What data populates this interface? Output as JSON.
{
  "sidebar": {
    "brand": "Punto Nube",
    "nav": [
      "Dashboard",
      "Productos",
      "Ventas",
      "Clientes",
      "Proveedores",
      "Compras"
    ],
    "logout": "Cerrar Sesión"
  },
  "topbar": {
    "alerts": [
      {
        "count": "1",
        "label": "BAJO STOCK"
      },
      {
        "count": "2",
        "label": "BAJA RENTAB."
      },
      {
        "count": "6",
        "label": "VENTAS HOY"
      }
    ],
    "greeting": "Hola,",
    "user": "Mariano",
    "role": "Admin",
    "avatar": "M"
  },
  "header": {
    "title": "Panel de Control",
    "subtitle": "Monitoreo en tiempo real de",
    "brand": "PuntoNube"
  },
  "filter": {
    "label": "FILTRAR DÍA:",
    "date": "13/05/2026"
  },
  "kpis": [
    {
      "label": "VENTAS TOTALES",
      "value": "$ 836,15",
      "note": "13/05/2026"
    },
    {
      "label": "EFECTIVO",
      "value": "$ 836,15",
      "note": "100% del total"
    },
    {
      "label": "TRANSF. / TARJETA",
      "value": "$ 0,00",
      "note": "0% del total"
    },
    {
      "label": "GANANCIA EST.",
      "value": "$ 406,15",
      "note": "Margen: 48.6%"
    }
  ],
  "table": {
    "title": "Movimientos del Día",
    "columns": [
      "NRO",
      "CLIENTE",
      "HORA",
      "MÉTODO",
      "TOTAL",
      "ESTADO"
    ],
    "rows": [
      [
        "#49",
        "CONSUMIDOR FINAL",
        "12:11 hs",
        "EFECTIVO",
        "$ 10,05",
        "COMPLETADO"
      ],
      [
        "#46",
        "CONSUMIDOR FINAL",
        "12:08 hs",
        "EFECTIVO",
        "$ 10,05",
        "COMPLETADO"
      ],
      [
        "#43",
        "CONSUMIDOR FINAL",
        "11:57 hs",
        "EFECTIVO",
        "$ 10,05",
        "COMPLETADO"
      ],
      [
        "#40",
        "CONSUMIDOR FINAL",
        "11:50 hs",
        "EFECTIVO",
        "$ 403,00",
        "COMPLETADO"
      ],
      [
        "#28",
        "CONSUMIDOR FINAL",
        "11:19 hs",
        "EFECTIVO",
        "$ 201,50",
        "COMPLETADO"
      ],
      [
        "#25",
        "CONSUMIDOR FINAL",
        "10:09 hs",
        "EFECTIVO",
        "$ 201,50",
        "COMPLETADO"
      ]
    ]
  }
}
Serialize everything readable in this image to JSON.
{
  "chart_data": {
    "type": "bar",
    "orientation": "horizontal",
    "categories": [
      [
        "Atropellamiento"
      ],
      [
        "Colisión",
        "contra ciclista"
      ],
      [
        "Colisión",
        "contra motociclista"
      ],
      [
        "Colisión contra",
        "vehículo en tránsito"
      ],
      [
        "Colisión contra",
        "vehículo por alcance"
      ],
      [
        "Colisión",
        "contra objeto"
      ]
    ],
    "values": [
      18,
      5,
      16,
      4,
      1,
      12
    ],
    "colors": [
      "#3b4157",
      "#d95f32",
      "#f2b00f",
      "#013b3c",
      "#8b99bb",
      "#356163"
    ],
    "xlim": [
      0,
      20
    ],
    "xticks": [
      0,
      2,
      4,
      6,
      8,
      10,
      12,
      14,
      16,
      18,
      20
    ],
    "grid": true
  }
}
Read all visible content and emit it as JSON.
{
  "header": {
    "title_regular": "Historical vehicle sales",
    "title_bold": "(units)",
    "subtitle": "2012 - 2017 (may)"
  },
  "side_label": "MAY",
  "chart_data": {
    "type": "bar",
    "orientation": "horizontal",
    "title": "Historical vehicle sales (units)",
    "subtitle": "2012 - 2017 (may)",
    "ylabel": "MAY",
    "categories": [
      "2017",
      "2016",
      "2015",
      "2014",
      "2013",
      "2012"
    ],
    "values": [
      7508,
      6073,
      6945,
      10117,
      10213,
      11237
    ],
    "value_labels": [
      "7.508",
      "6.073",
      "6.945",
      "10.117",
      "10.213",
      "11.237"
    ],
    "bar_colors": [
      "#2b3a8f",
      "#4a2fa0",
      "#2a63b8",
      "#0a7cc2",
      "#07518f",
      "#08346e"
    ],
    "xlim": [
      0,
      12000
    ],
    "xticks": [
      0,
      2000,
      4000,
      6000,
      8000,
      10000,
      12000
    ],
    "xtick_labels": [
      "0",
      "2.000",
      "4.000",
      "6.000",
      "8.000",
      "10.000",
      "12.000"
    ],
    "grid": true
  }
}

▶ [SET PROBLEM]:
Write the entries again, exactly as they stand.

▶ [SOLUTION FOR THIS EXERCISE]:
What data populates this interface? Output as JSON.
{
  "sidebar": {
    "brand": "Punto Nube",
    "nav": [
      "Dashboard",
      "Productos",
      "Ventas",
      "Clientes",
      "Proveedores",
      "Compras"
    ],
    "logout": "Cerrar Sesión"
  },
  "topbar": {
    "alerts": [
      {
        "count": "1",
        "label": "BAJO STOCK"
      },
      {
        "count": "2",
        "label": "BAJA RENTAB."
      },
      {
        "count": "6",
        "label": "VENTAS HOY"
      }
    ],
    "greeting": "Hola,",
    "user": "Mariano",
    "role": "Admin",
    "avatar": "M"
  },
  "header": {
    "title": "Panel de Control",
    "subtitle": "Monitoreo en tiempo real de",
    "brand": "PuntoNube"
  },
  "filter": {
    "label": "FILTRAR DÍA:",
    "date": "13/05/2026"
  },
  "kpis": [
    {
      "label": "VENTAS TOTALES",
      "value": "$ 836,15",
      "note": "13/05/2026"
    },
    {
      "label": "EFECTIVO",
      "value": "$ 836,15",
      "note": "100% del total"
    },
    {
      "label": "TRANSF. / TARJETA",
      "value": "$ 0,00",
      "note": "0% del total"
    },
    {
      "label": "GANANCIA EST.",
      "value": "$ 406,15",
      "note": "Margen: 48.6%"
    }
  ],
  "table": {
    "title": "Movimientos del Día",
    "columns": [
      "NRO",
      "CLIENTE",
      "HORA",
      "MÉTODO",
      "TOTAL",
      "ESTADO"
    ],
    "rows": [
      [
        "#49",
        "CONSUMIDOR FINAL",
        "12:11 hs",
        "EFECTIVO",
        "$ 10,05",
        "COMPLETADO"
      ],
      [
        "#46",
        "CONSUMIDOR FINAL",
        "12:08 hs",
        "EFECTIVO",
        "$ 10,05",
        "COMPLETADO"
      ],
      [
        "#43",
        "CONSUMIDOR FINAL",
        "11:57 hs",
        "EFECTIVO",
        "$ 10,05",
        "COMPLETADO"
      ],
      [
        "#40",
        "CONSUMIDOR FINAL",
        "11:50 hs",
        "EFECTIVO",
        "$ 403,00",
        "COMPLETADO"
      ],
      [
        "#28",
        "CONSUMIDOR FINAL",
        "11:19 hs",
        "EFECTIVO",
        "$ 201,50",
        "COMPLETADO"
      ],
      [
        "#25",
        "CONSUMIDOR FINAL",
        "10:09 hs",
        "EFECTIVO",
        "$ 201,50",
        "COMPLETADO"
      ]
    ]
  }
}
Serialize everything readable in this image to JSON.
{
  "chart_data": {
    "type": "bar",
    "orientation": "horizontal",
    "categories": [
      [
        "Atropellamiento"
      ],
      [
        "Colisión",
        "contra ciclista"
      ],
      [
        "Colisión",
        "contra motociclista"
      ],
      [
        "Colisión contra",
        "vehículo en tránsito"
      ],
      [
        "Colisión contra",
        "vehículo por alcance"
      ],
      [
        "Colisión",
        "contra objeto"
      ]
    ],
    "values": [
      18,
      5,
      16,
      4,
      1,
      12
    ],
    "colors": [
      "#3b4157",
      "#d95f32",
      "#f2b00f",
      "#013b3c",
      "#8b99bb",
      "#356163"
    ],
    "xlim": [
      0,
      20
    ],
    "xticks": [
      0,
      2,
      4,
      6,
      8,
      10,
      12,
      14,
      16,
      18,
      20
    ],
    "grid": true
  }
}
Read all visible content and emit it as JSON.
{
  "header": {
    "title_regular": "Historical vehicle sales",
    "title_bold": "(units)",
    "subtitle": "2012 - 2017 (may)"
  },
  "side_label": "MAY",
  "chart_data": {
    "type": "bar",
    "orientation": "horizontal",
    "title": "Historical vehicle sales (units)",
    "subtitle": "2012 - 2017 (may)",
    "ylabel": "MAY",
    "categories": [
      "2017",
      "2016",
      "2015",
      "2014",
      "2013",
      "2012"
    ],
    "values": [
      7508,
      6073,
      6945,
      10117,
      10213,
      11237
    ],
    "value_labels": [
      "7.508",
      "6.073",
      "6.945",
      "10.117",
      "10.213",
      "11.237"
    ],
    "bar_colors": [
      "#2b3a8f",
      "#4a2fa0",
      "#2a63b8",
      "#0a7cc2",
      "#07518f",
      "#08346e"
    ],
    "xlim": [
      0,
      12000
    ],
    "xticks": [
      0,
      2000,
      4000,
      6000,
      8000,
      10000,
      12000
    ],
    "xtick_labels": [
      "0",
      "2.000",
      "4.000",
      "6.000",
      "8.000",
      "10.000",
      "12.000"
    ],
    "grid": true
  }
}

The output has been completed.